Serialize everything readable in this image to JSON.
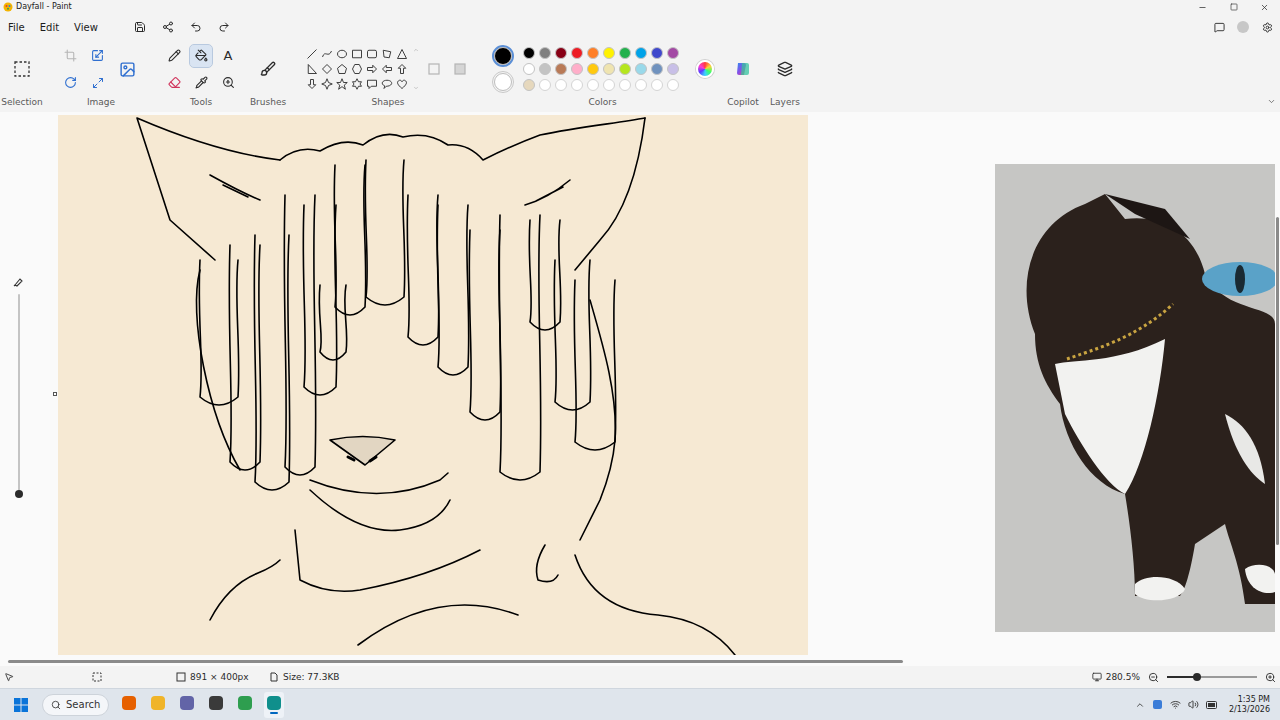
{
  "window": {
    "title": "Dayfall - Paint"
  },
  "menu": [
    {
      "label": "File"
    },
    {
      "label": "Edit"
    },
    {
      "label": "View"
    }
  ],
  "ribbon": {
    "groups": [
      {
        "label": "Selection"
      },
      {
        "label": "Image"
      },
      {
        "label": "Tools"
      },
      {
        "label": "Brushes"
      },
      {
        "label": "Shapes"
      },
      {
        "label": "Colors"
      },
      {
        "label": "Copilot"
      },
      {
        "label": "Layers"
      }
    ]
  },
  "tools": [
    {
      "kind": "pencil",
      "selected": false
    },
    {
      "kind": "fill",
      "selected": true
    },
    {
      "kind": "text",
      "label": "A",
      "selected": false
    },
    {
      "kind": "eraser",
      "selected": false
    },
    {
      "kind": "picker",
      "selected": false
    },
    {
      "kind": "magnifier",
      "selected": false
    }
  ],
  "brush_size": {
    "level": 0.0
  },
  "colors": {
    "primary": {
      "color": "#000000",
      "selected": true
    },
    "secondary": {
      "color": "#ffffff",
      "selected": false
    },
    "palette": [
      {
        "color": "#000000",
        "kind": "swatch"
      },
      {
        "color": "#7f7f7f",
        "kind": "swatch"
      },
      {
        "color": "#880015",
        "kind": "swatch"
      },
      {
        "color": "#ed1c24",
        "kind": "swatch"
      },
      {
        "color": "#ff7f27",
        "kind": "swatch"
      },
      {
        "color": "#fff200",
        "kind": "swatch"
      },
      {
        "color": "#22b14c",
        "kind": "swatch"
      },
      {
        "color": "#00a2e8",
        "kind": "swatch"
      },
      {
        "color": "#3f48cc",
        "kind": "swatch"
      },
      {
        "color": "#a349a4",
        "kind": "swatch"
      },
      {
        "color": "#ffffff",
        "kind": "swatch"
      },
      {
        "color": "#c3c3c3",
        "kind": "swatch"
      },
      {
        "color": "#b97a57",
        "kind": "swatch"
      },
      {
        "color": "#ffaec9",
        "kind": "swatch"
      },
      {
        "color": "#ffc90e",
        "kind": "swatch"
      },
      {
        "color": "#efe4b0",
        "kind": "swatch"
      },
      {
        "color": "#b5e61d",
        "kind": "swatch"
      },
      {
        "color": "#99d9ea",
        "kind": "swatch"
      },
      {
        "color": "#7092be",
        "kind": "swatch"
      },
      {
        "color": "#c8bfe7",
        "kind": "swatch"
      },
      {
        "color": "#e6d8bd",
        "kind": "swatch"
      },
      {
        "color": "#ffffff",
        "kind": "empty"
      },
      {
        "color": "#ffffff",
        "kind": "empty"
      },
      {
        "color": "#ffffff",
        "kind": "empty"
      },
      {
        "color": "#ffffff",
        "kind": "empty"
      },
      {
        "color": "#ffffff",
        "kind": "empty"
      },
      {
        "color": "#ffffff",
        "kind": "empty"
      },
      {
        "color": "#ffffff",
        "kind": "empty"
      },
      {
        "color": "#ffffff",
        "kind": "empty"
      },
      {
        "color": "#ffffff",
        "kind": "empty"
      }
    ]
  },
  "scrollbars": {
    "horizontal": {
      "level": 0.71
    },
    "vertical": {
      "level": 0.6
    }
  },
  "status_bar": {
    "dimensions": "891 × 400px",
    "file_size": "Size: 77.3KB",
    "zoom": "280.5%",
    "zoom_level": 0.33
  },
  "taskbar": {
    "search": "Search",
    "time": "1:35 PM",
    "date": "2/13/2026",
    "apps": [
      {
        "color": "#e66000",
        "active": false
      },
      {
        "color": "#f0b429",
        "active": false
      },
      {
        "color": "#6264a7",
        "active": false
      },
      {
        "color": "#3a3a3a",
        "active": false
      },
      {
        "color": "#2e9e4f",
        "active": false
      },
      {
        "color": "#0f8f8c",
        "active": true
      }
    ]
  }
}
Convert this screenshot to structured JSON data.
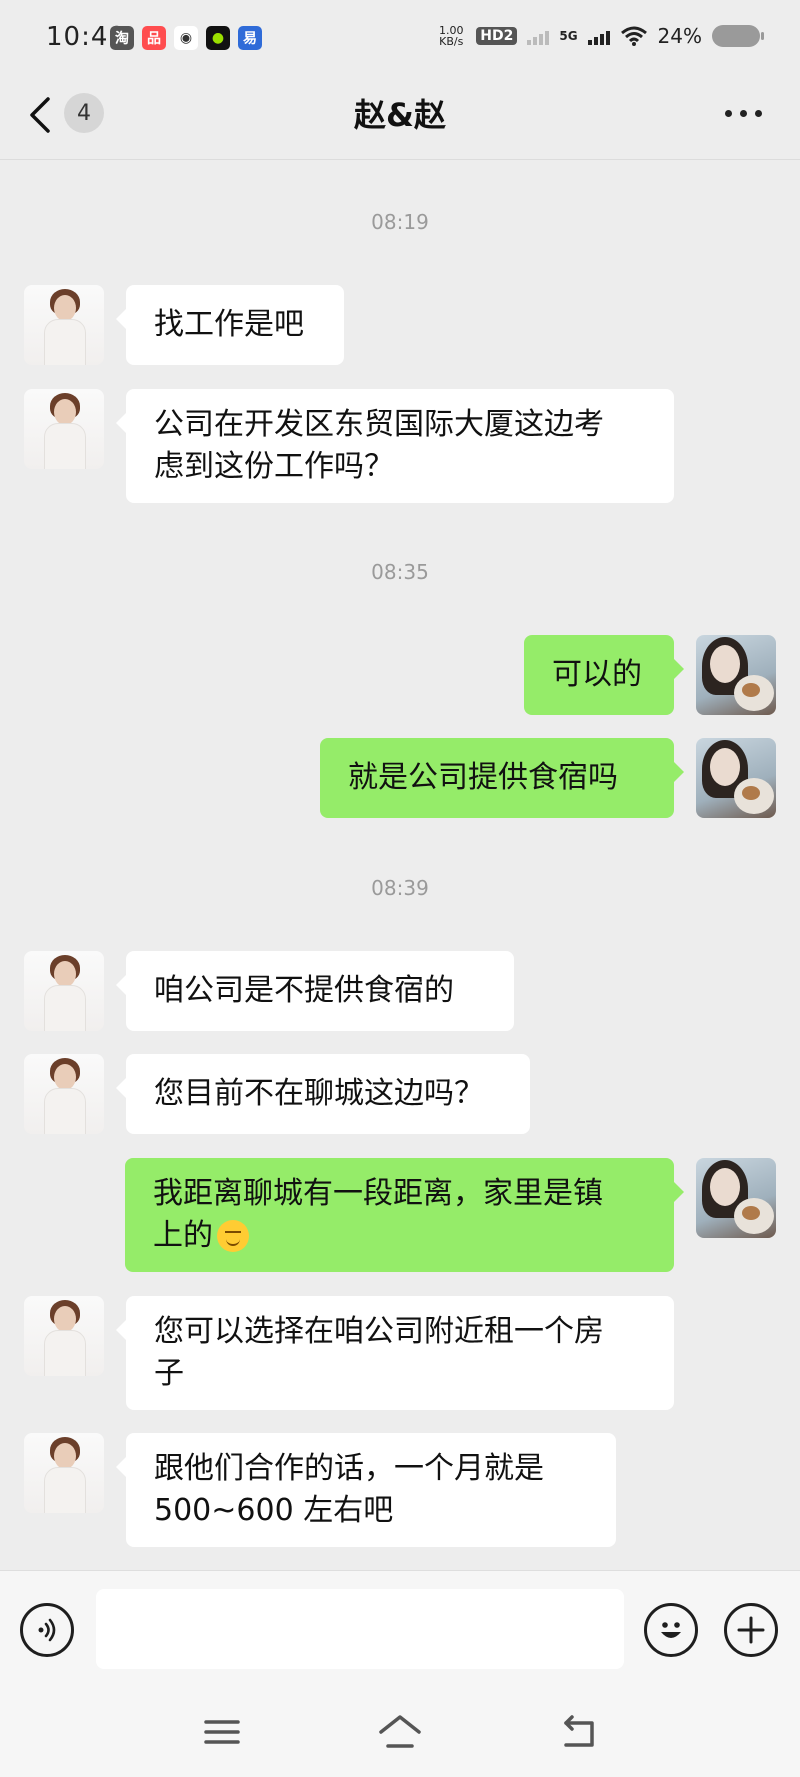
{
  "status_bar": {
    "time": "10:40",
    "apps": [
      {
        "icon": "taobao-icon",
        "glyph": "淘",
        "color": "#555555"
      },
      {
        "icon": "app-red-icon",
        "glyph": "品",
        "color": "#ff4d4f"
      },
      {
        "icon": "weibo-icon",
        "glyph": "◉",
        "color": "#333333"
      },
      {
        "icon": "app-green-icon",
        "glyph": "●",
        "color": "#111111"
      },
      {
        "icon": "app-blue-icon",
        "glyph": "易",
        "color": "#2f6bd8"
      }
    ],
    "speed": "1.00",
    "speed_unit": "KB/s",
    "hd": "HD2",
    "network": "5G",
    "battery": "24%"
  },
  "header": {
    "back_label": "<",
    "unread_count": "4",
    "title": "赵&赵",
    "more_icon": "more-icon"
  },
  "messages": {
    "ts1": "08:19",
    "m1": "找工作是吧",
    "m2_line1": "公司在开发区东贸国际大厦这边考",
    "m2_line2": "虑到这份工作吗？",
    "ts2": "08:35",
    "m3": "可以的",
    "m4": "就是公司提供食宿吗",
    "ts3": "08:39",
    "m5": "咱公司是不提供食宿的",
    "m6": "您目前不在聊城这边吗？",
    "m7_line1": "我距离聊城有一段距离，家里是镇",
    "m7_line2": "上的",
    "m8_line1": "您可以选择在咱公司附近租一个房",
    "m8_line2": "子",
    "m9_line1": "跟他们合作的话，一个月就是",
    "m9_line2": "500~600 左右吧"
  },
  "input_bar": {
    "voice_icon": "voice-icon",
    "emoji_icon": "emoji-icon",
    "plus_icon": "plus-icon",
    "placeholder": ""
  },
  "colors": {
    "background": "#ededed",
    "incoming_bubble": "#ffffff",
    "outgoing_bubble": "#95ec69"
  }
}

Stated goal: Every record above must be given again exactly; drop the pictures.

Completed exercise:
Serialize everything readable in this image to JSON.
{
  "window": {
    "title": "Dayfall - Paint"
  },
  "menu": [
    {
      "label": "File"
    },
    {
      "label": "Edit"
    },
    {
      "label": "View"
    }
  ],
  "ribbon": {
    "groups": [
      {
        "label": "Selection"
      },
      {
        "label": "Image"
      },
      {
        "label": "Tools"
      },
      {
        "label": "Brushes"
      },
      {
        "label": "Shapes"
      },
      {
        "label": "Colors"
      },
      {
        "label": "Copilot"
      },
      {
        "label": "Layers"
      }
    ]
  },
  "tools": [
    {
      "kind": "pencil",
      "selected": false
    },
    {
      "kind": "fill",
      "selected": true
    },
    {
      "kind": "text",
      "label": "A",
      "selected": false
    },
    {
      "kind": "eraser",
      "selected": false
    },
    {
      "kind": "picker",
      "selected": false
    },
    {
      "kind": "magnifier",
      "selected": false
    }
  ],
  "brush_size": {
    "level": 0.0
  },
  "colors": {
    "primary": {
      "color": "#000000",
      "selected": true
    },
    "secondary": {
      "color": "#ffffff",
      "selected": false
    },
    "palette": [
      {
        "color": "#000000",
        "kind": "swatch"
      },
      {
        "color": "#7f7f7f",
        "kind": "swatch"
      },
      {
        "color": "#880015",
        "kind": "swatch"
      },
      {
        "color": "#ed1c24",
        "kind": "swatch"
      },
      {
        "color": "#ff7f27",
        "kind": "swatch"
      },
      {
        "color": "#fff200",
        "kind": "swatch"
      },
      {
        "color": "#22b14c",
        "kind": "swatch"
      },
      {
        "color": "#00a2e8",
        "kind": "swatch"
      },
      {
        "color": "#3f48cc",
        "kind": "swatch"
      },
      {
        "color": "#a349a4",
        "kind": "swatch"
      },
      {
        "color": "#ffffff",
        "kind": "swatch"
      },
      {
        "color": "#c3c3c3",
        "kind": "swatch"
      },
      {
        "color": "#b97a57",
        "kind": "swatch"
      },
      {
        "color": "#ffaec9",
        "kind": "swatch"
      },
      {
        "color": "#ffc90e",
        "kind": "swatch"
      },
      {
        "color": "#efe4b0",
        "kind": "swatch"
      },
      {
        "color": "#b5e61d",
        "kind": "swatch"
      },
      {
        "color": "#99d9ea",
        "kind": "swatch"
      },
      {
        "color": "#7092be",
        "kind": "swatch"
      },
      {
        "color": "#c8bfe7",
        "kind": "swatch"
      },
      {
        "color": "#e6d8bd",
        "kind": "swatch"
      },
      {
        "color": "#ffffff",
        "kind": "empty"
      },
      {
        "color": "#ffffff",
        "kind": "empty"
      },
      {
        "color": "#ffffff",
        "kind": "empty"
      },
      {
        "color": "#ffffff",
        "kind": "empty"
      },
      {
        "color": "#ffffff",
        "kind": "empty"
      },
      {
        "color": "#ffffff",
        "kind": "empty"
      },
      {
        "color": "#ffffff",
        "kind": "empty"
      },
      {
        "color": "#ffffff",
        "kind": "empty"
      },
      {
        "color": "#ffffff",
        "kind": "empty"
      }
    ]
  },
  "scrollbars": {
    "horizontal": {
      "level": 0.71
    },
    "vertical": {
      "level": 0.6
    }
  },
  "status_bar": {
    "dimensions": "891 × 400px",
    "file_size": "Size: 77.3KB",
    "zoom": "280.5%",
    "zoom_level": 0.33
  },
  "taskbar": {
    "search": "Search",
    "time": "1:35 PM",
    "date": "2/13/2026",
    "apps": [
      {
        "color": "#e66000",
        "active": false
      },
      {
        "color": "#f0b429",
        "active": false
      },
      {
        "color": "#6264a7",
        "active": false
      },
      {
        "color": "#3a3a3a",
        "active": false
      },
      {
        "color": "#2e9e4f",
        "active": false
      },
      {
        "color": "#0f8f8c",
        "active": true
      }
    ]
  }
}
Convert this screenshot to structured JSON data.
{
  "status_bar": {
    "time": "10:40",
    "apps": [
      {
        "icon": "taobao-icon",
        "glyph": "淘",
        "color": "#555555"
      },
      {
        "icon": "app-red-icon",
        "glyph": "品",
        "color": "#ff4d4f"
      },
      {
        "icon": "weibo-icon",
        "glyph": "◉",
        "color": "#333333"
      },
      {
        "icon": "app-green-icon",
        "glyph": "●",
        "color": "#111111"
      },
      {
        "icon": "app-blue-icon",
        "glyph": "易",
        "color": "#2f6bd8"
      }
    ],
    "speed": "1.00",
    "speed_unit": "KB/s",
    "hd": "HD2",
    "network": "5G",
    "battery": "24%"
  },
  "header": {
    "back_label": "<",
    "unread_count": "4",
    "title": "赵&赵",
    "more_icon": "more-icon"
  },
  "messages": {
    "ts1": "08:19",
    "m1": "找工作是吧",
    "m2_line1": "公司在开发区东贸国际大厦这边考",
    "m2_line2": "虑到这份工作吗？",
    "ts2": "08:35",
    "m3": "可以的",
    "m4": "就是公司提供食宿吗",
    "ts3": "08:39",
    "m5": "咱公司是不提供食宿的",
    "m6": "您目前不在聊城这边吗？",
    "m7_line1": "我距离聊城有一段距离，家里是镇",
    "m7_line2": "上的",
    "m8_line1": "您可以选择在咱公司附近租一个房",
    "m8_line2": "子",
    "m9_line1": "跟他们合作的话，一个月就是",
    "m9_line2": "500~600 左右吧"
  },
  "input_bar": {
    "voice_icon": "voice-icon",
    "emoji_icon": "emoji-icon",
    "plus_icon": "plus-icon",
    "placeholder": ""
  },
  "colors": {
    "background": "#ededed",
    "incoming_bubble": "#ffffff",
    "outgoing_bubble": "#95ec69"
  }
}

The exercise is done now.